→ **EXERCISE INSTRUCTIONS**
Restate the records that follow word for word; no pictures should appear.

→ **DATA SECTION**
- - -

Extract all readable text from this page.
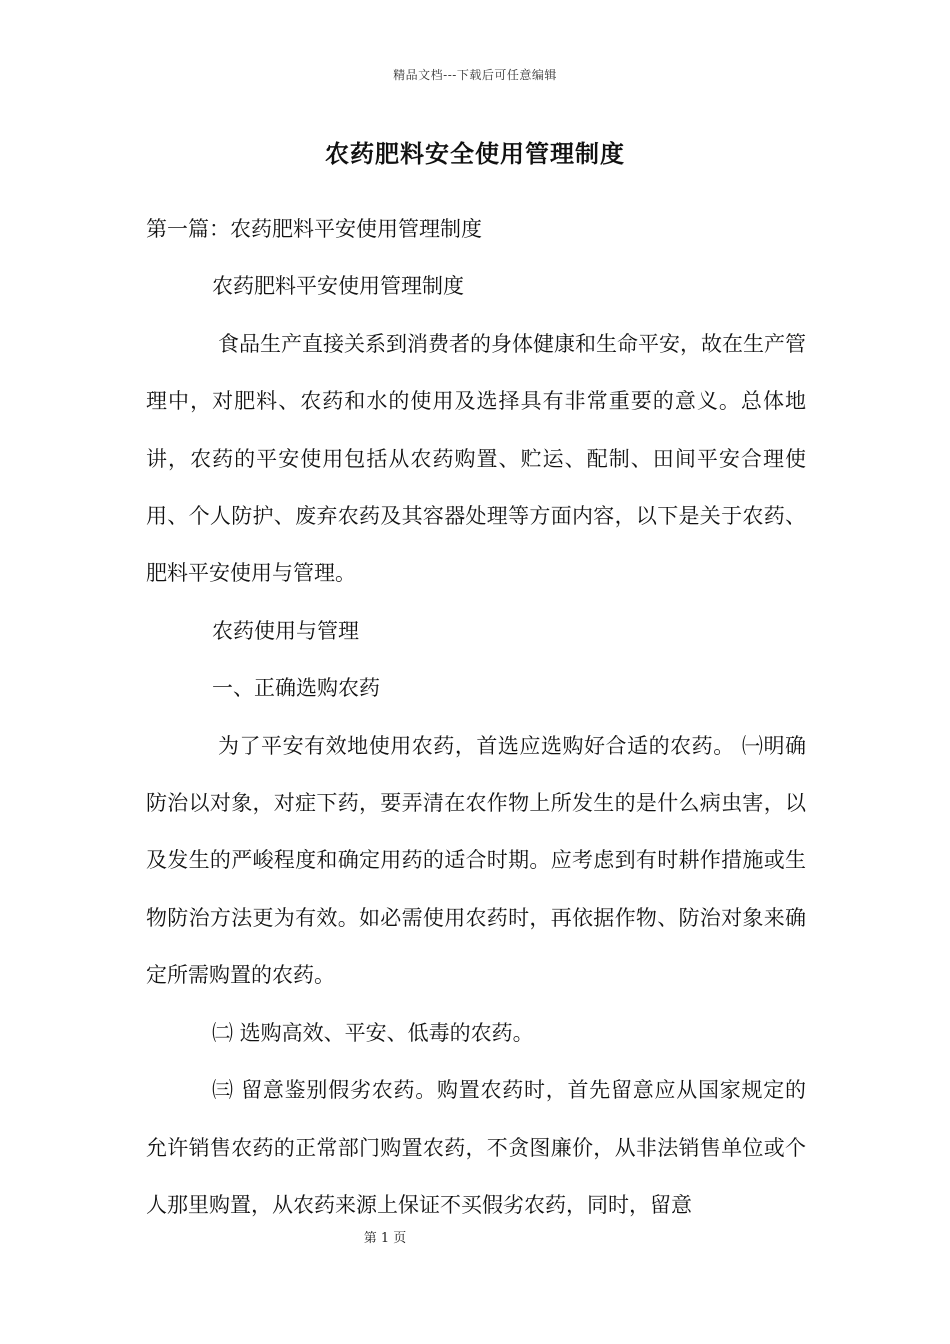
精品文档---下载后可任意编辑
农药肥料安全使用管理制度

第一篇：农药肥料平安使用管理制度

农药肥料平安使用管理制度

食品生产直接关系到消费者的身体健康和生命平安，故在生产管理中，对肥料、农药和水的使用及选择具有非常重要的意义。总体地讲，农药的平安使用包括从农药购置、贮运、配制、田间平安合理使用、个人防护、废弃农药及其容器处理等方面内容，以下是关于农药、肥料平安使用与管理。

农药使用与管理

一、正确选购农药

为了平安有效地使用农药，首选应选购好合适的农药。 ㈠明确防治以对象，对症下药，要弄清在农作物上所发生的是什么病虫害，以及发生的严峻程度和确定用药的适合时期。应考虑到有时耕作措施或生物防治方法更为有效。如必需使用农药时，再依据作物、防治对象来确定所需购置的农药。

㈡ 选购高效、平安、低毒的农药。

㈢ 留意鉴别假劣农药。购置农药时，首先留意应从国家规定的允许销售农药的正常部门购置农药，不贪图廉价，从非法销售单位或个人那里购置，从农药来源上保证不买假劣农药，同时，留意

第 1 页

- - -

→ **FINAL RESULT**
Extract all readable text from this page.
精品文档---下载后可任意编辑
农药肥料安全使用管理制度

第一篇：农药肥料平安使用管理制度

农药肥料平安使用管理制度

食品生产直接关系到消费者的身体健康和生命平安，故在生产管理中，对肥料、农药和水的使用及选择具有非常重要的意义。总体地讲，农药的平安使用包括从农药购置、贮运、配制、田间平安合理使用、个人防护、废弃农药及其容器处理等方面内容，以下是关于农药、肥料平安使用与管理。

农药使用与管理

一、正确选购农药

为了平安有效地使用农药，首选应选购好合适的农药。 ㈠明确防治以对象，对症下药，要弄清在农作物上所发生的是什么病虫害，以及发生的严峻程度和确定用药的适合时期。应考虑到有时耕作措施或生物防治方法更为有效。如必需使用农药时，再依据作物、防治对象来确定所需购置的农药。

㈡ 选购高效、平安、低毒的农药。

㈢ 留意鉴别假劣农药。购置农药时，首先留意应从国家规定的允许销售农药的正常部门购置农药，不贪图廉价，从非法销售单位或个人那里购置，从农药来源上保证不买假劣农药，同时，留意

第 1 页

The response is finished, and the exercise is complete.